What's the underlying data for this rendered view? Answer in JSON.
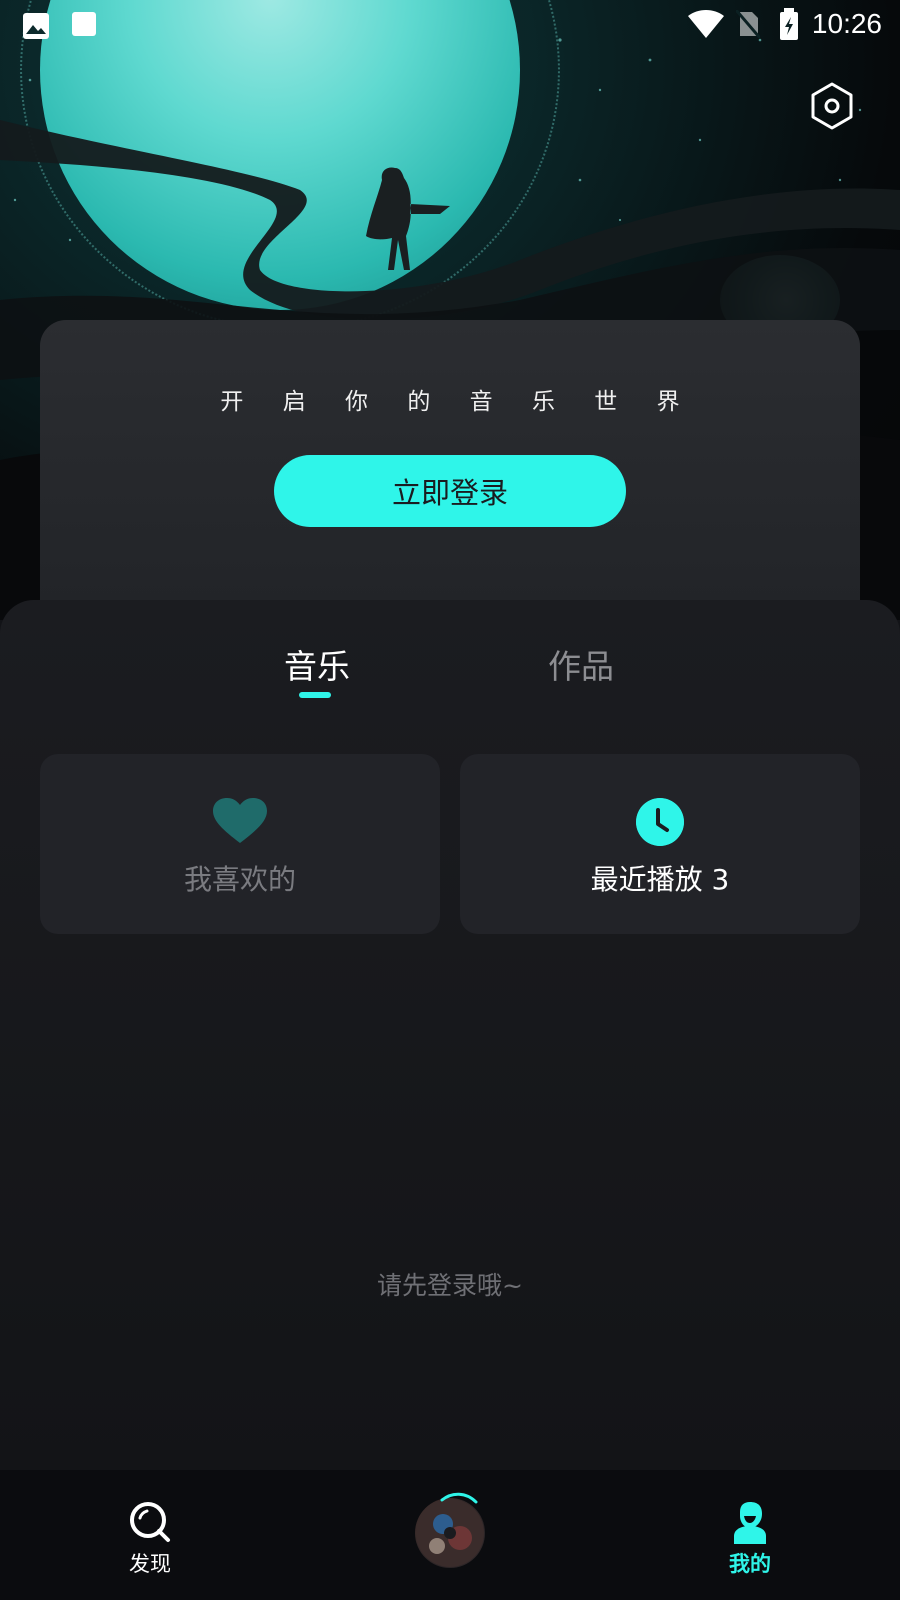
{
  "status_bar": {
    "time": "10:26"
  },
  "login_card": {
    "tagline": "开 启 你 的 音 乐 世 界",
    "login_button": "立即登录"
  },
  "tabs": [
    {
      "label": "音乐",
      "active": true
    },
    {
      "label": "作品",
      "active": false
    }
  ],
  "cards": {
    "favorites": {
      "label": "我喜欢的",
      "icon": "heart-icon"
    },
    "recent": {
      "label": "最近播放 3",
      "icon": "clock-icon"
    }
  },
  "empty_hint": "请先登录哦~",
  "bottom_nav": {
    "discover": {
      "label": "发现",
      "icon": "search-icon"
    },
    "now_playing": {
      "icon": "album-disc-icon"
    },
    "mine": {
      "label": "我的",
      "icon": "user-icon",
      "active": true
    }
  },
  "colors": {
    "accent": "#2ff5e9",
    "background": "#121317",
    "card": "#222328"
  }
}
----
What you need to do: Output every entry verbatim. Pictures do not belong in the copy.

Solution to this exercise:
What's the underlying data for this rendered view? Answer in JSON.
{
  "status_bar": {
    "time": "10:26"
  },
  "login_card": {
    "tagline": "开 启 你 的 音 乐 世 界",
    "login_button": "立即登录"
  },
  "tabs": [
    {
      "label": "音乐",
      "active": true
    },
    {
      "label": "作品",
      "active": false
    }
  ],
  "cards": {
    "favorites": {
      "label": "我喜欢的",
      "icon": "heart-icon"
    },
    "recent": {
      "label": "最近播放 3",
      "icon": "clock-icon"
    }
  },
  "empty_hint": "请先登录哦~",
  "bottom_nav": {
    "discover": {
      "label": "发现",
      "icon": "search-icon"
    },
    "now_playing": {
      "icon": "album-disc-icon"
    },
    "mine": {
      "label": "我的",
      "icon": "user-icon",
      "active": true
    }
  },
  "colors": {
    "accent": "#2ff5e9",
    "background": "#121317",
    "card": "#222328"
  }
}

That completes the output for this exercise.